Dataset excerpt
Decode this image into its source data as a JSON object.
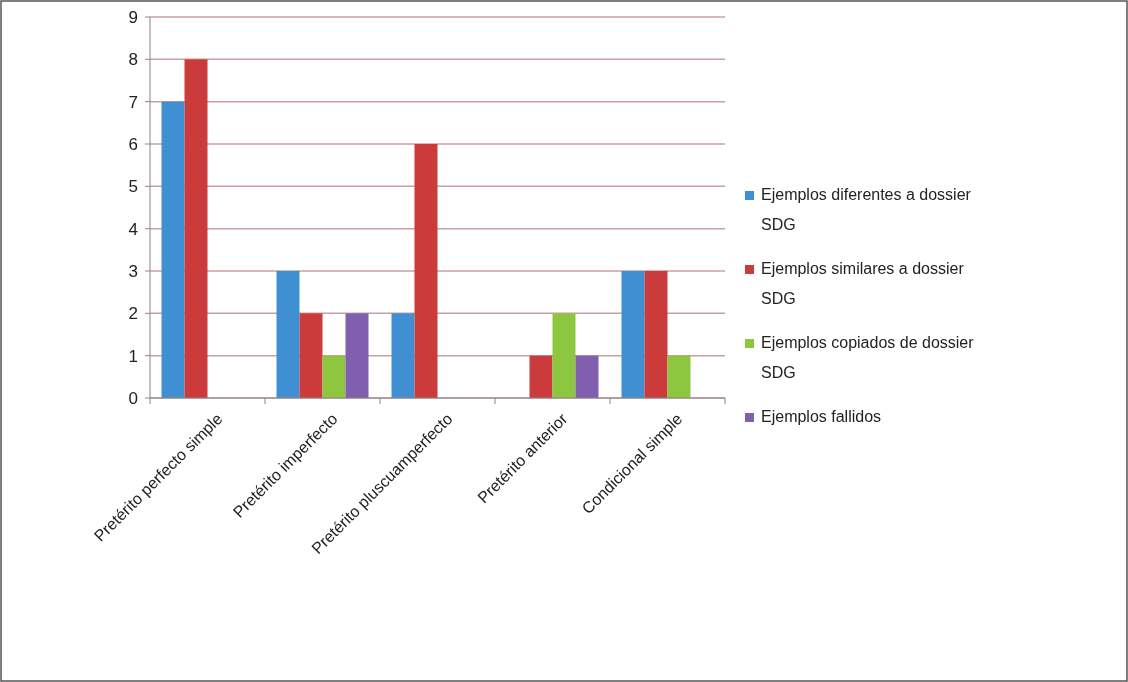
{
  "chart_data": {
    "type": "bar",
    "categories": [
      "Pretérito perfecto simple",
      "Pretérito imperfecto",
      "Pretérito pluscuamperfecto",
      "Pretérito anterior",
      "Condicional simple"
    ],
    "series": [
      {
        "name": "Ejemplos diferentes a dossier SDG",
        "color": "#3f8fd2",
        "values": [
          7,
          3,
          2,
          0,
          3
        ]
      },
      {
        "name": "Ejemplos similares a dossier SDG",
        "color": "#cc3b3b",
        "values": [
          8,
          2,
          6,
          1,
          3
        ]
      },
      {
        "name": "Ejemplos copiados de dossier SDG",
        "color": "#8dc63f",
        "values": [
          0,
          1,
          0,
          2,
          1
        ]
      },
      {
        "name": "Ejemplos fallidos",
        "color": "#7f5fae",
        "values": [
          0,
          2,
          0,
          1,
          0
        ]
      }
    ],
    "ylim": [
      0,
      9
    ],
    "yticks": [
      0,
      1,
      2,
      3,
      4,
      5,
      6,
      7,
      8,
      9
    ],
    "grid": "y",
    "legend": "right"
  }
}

> **GOAL OF THE EXERCISE**: Going over the lines above, work out how many include "color", then give only that number.

> **EXPECTED ANSWER**: 4